> **The task**:
The entries that follow should be written out exactly.

> **Material provided**:
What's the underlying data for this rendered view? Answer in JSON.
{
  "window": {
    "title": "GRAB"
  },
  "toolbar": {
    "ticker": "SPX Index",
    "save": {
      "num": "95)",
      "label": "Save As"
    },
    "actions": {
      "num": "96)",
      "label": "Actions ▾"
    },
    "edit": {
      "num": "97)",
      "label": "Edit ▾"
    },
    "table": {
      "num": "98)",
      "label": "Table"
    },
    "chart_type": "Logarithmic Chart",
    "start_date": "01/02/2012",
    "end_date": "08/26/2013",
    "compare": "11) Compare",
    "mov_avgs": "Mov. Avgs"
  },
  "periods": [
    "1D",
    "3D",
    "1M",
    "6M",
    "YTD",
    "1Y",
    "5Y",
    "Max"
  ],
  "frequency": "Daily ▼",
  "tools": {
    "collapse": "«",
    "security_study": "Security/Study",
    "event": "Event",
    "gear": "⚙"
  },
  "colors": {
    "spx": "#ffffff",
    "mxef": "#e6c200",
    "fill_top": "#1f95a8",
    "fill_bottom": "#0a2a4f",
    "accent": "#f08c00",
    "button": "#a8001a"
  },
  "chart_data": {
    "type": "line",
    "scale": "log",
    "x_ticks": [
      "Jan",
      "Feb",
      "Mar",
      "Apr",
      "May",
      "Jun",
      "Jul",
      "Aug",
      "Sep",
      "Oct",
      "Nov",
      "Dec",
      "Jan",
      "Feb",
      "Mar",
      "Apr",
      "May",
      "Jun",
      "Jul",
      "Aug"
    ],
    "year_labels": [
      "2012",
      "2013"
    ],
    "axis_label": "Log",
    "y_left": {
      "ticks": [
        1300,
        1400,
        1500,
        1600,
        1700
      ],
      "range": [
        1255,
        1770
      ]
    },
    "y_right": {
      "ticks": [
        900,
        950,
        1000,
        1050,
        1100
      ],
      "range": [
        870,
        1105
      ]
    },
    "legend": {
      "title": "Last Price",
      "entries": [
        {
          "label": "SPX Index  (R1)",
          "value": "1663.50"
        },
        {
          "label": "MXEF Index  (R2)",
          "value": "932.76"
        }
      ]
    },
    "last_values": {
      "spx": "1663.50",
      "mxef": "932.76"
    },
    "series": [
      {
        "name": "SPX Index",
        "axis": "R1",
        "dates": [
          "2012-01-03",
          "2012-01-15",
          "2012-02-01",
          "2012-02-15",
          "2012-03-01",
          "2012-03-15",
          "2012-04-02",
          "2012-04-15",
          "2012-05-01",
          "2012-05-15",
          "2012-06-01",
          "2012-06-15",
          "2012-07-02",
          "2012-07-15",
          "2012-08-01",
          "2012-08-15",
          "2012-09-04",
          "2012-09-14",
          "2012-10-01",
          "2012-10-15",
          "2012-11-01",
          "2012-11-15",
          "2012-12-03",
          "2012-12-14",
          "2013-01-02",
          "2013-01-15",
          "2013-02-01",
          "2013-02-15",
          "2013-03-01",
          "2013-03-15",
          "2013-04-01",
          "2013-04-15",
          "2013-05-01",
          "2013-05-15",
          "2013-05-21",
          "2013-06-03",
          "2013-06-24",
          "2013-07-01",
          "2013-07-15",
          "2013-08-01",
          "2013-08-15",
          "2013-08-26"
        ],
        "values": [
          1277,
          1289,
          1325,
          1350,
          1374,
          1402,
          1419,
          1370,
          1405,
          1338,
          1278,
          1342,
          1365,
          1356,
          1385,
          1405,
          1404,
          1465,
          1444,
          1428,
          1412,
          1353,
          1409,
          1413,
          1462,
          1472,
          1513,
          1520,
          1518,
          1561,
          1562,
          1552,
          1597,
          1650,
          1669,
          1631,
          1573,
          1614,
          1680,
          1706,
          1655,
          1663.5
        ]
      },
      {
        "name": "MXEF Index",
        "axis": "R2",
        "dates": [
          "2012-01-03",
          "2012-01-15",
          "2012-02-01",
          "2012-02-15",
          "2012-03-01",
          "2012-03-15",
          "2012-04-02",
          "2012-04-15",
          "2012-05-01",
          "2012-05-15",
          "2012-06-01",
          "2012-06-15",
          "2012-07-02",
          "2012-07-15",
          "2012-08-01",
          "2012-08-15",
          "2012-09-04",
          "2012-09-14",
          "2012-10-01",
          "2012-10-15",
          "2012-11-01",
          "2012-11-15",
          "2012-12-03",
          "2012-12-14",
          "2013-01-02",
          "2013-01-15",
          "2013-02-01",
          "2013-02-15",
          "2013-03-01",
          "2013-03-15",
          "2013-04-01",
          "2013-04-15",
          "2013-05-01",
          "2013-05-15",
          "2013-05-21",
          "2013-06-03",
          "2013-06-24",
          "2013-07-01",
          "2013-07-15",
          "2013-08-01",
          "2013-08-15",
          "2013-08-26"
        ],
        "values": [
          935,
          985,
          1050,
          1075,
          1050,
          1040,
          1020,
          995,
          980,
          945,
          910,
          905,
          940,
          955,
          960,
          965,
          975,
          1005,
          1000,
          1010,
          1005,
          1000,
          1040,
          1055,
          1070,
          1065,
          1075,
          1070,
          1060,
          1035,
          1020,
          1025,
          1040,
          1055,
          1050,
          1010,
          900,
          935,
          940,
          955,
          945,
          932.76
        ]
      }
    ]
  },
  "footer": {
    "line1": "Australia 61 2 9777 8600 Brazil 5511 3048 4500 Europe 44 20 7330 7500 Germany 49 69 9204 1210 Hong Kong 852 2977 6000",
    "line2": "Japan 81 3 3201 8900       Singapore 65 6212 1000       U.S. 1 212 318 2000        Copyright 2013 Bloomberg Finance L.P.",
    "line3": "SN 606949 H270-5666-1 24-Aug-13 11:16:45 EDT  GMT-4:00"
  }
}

> **Solution below**:
What's the underlying data for this rendered view? Answer in JSON.
{
  "window": {
    "title": "GRAB"
  },
  "toolbar": {
    "ticker": "SPX Index",
    "save": {
      "num": "95)",
      "label": "Save As"
    },
    "actions": {
      "num": "96)",
      "label": "Actions ▾"
    },
    "edit": {
      "num": "97)",
      "label": "Edit ▾"
    },
    "table": {
      "num": "98)",
      "label": "Table"
    },
    "chart_type": "Logarithmic Chart",
    "start_date": "01/02/2012",
    "end_date": "08/26/2013",
    "compare": "11) Compare",
    "mov_avgs": "Mov. Avgs"
  },
  "periods": [
    "1D",
    "3D",
    "1M",
    "6M",
    "YTD",
    "1Y",
    "5Y",
    "Max"
  ],
  "frequency": "Daily ▼",
  "tools": {
    "collapse": "«",
    "security_study": "Security/Study",
    "event": "Event",
    "gear": "⚙"
  },
  "colors": {
    "spx": "#ffffff",
    "mxef": "#e6c200",
    "fill_top": "#1f95a8",
    "fill_bottom": "#0a2a4f",
    "accent": "#f08c00",
    "button": "#a8001a"
  },
  "chart_data": {
    "type": "line",
    "scale": "log",
    "x_ticks": [
      "Jan",
      "Feb",
      "Mar",
      "Apr",
      "May",
      "Jun",
      "Jul",
      "Aug",
      "Sep",
      "Oct",
      "Nov",
      "Dec",
      "Jan",
      "Feb",
      "Mar",
      "Apr",
      "May",
      "Jun",
      "Jul",
      "Aug"
    ],
    "year_labels": [
      "2012",
      "2013"
    ],
    "axis_label": "Log",
    "y_left": {
      "ticks": [
        1300,
        1400,
        1500,
        1600,
        1700
      ],
      "range": [
        1255,
        1770
      ]
    },
    "y_right": {
      "ticks": [
        900,
        950,
        1000,
        1050,
        1100
      ],
      "range": [
        870,
        1105
      ]
    },
    "legend": {
      "title": "Last Price",
      "entries": [
        {
          "label": "SPX Index  (R1)",
          "value": "1663.50"
        },
        {
          "label": "MXEF Index  (R2)",
          "value": "932.76"
        }
      ]
    },
    "last_values": {
      "spx": "1663.50",
      "mxef": "932.76"
    },
    "series": [
      {
        "name": "SPX Index",
        "axis": "R1",
        "dates": [
          "2012-01-03",
          "2012-01-15",
          "2012-02-01",
          "2012-02-15",
          "2012-03-01",
          "2012-03-15",
          "2012-04-02",
          "2012-04-15",
          "2012-05-01",
          "2012-05-15",
          "2012-06-01",
          "2012-06-15",
          "2012-07-02",
          "2012-07-15",
          "2012-08-01",
          "2012-08-15",
          "2012-09-04",
          "2012-09-14",
          "2012-10-01",
          "2012-10-15",
          "2012-11-01",
          "2012-11-15",
          "2012-12-03",
          "2012-12-14",
          "2013-01-02",
          "2013-01-15",
          "2013-02-01",
          "2013-02-15",
          "2013-03-01",
          "2013-03-15",
          "2013-04-01",
          "2013-04-15",
          "2013-05-01",
          "2013-05-15",
          "2013-05-21",
          "2013-06-03",
          "2013-06-24",
          "2013-07-01",
          "2013-07-15",
          "2013-08-01",
          "2013-08-15",
          "2013-08-26"
        ],
        "values": [
          1277,
          1289,
          1325,
          1350,
          1374,
          1402,
          1419,
          1370,
          1405,
          1338,
          1278,
          1342,
          1365,
          1356,
          1385,
          1405,
          1404,
          1465,
          1444,
          1428,
          1412,
          1353,
          1409,
          1413,
          1462,
          1472,
          1513,
          1520,
          1518,
          1561,
          1562,
          1552,
          1597,
          1650,
          1669,
          1631,
          1573,
          1614,
          1680,
          1706,
          1655,
          1663.5
        ]
      },
      {
        "name": "MXEF Index",
        "axis": "R2",
        "dates": [
          "2012-01-03",
          "2012-01-15",
          "2012-02-01",
          "2012-02-15",
          "2012-03-01",
          "2012-03-15",
          "2012-04-02",
          "2012-04-15",
          "2012-05-01",
          "2012-05-15",
          "2012-06-01",
          "2012-06-15",
          "2012-07-02",
          "2012-07-15",
          "2012-08-01",
          "2012-08-15",
          "2012-09-04",
          "2012-09-14",
          "2012-10-01",
          "2012-10-15",
          "2012-11-01",
          "2012-11-15",
          "2012-12-03",
          "2012-12-14",
          "2013-01-02",
          "2013-01-15",
          "2013-02-01",
          "2013-02-15",
          "2013-03-01",
          "2013-03-15",
          "2013-04-01",
          "2013-04-15",
          "2013-05-01",
          "2013-05-15",
          "2013-05-21",
          "2013-06-03",
          "2013-06-24",
          "2013-07-01",
          "2013-07-15",
          "2013-08-01",
          "2013-08-15",
          "2013-08-26"
        ],
        "values": [
          935,
          985,
          1050,
          1075,
          1050,
          1040,
          1020,
          995,
          980,
          945,
          910,
          905,
          940,
          955,
          960,
          965,
          975,
          1005,
          1000,
          1010,
          1005,
          1000,
          1040,
          1055,
          1070,
          1065,
          1075,
          1070,
          1060,
          1035,
          1020,
          1025,
          1040,
          1055,
          1050,
          1010,
          900,
          935,
          940,
          955,
          945,
          932.76
        ]
      }
    ]
  },
  "footer": {
    "line1": "Australia 61 2 9777 8600 Brazil 5511 3048 4500 Europe 44 20 7330 7500 Germany 49 69 9204 1210 Hong Kong 852 2977 6000",
    "line2": "Japan 81 3 3201 8900       Singapore 65 6212 1000       U.S. 1 212 318 2000        Copyright 2013 Bloomberg Finance L.P.",
    "line3": "SN 606949 H270-5666-1 24-Aug-13 11:16:45 EDT  GMT-4:00"
  }
}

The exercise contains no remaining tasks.